[START Input for this task]
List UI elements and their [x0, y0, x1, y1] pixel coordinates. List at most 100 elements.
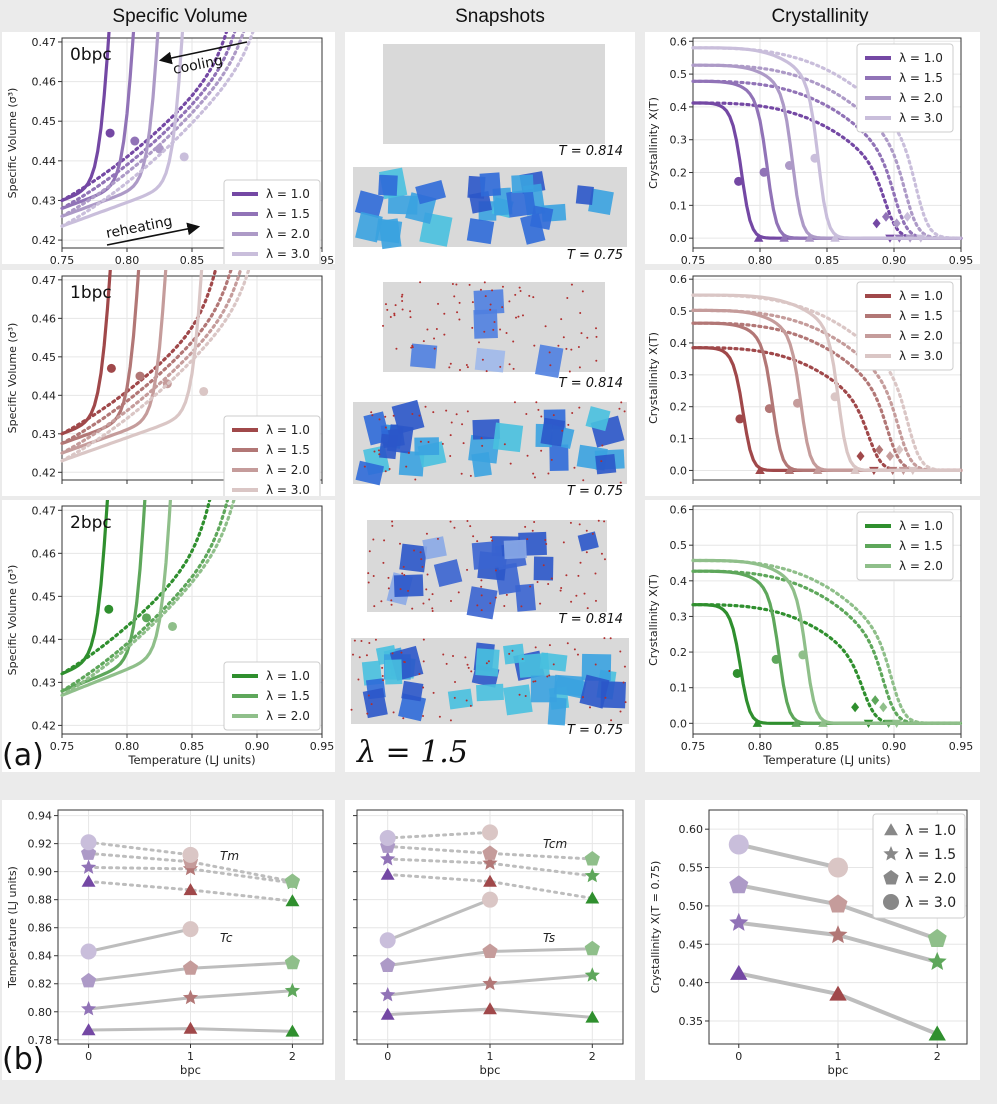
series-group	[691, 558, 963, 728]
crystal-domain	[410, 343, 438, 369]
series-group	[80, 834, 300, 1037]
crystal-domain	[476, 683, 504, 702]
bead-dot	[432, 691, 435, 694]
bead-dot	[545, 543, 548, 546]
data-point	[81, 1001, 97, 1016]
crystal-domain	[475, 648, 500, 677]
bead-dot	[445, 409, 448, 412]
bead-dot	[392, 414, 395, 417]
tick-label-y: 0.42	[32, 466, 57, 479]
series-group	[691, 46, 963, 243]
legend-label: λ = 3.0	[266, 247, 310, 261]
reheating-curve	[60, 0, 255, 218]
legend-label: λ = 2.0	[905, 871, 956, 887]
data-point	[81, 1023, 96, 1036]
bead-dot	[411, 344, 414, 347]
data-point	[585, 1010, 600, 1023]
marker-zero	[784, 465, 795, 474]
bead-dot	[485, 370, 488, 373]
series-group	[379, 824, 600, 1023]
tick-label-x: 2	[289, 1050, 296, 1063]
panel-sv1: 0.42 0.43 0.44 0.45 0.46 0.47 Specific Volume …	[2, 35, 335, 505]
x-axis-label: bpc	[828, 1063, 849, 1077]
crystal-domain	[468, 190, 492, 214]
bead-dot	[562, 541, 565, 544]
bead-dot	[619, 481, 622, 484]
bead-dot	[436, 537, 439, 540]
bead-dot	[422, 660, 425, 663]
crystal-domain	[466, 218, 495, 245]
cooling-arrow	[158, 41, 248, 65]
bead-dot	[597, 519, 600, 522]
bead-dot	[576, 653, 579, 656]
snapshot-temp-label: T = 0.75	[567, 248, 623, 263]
[END Input for this task]
§ What you will do
Reproduce word for word the lines in the records above, from the line containing "558, 963, 728]" through the line containing "466, 57, 479]", with both of those lines included.

§ Task output
series-group	[691, 558, 963, 728]
crystal-domain	[410, 343, 438, 369]
series-group	[80, 834, 300, 1037]
crystal-domain	[476, 683, 504, 702]
bead-dot	[432, 691, 435, 694]
bead-dot	[545, 543, 548, 546]
data-point	[81, 1001, 97, 1016]
crystal-domain	[475, 648, 500, 677]
bead-dot	[445, 409, 448, 412]
bead-dot	[392, 414, 395, 417]
tick-label-y: 0.42	[32, 466, 57, 479]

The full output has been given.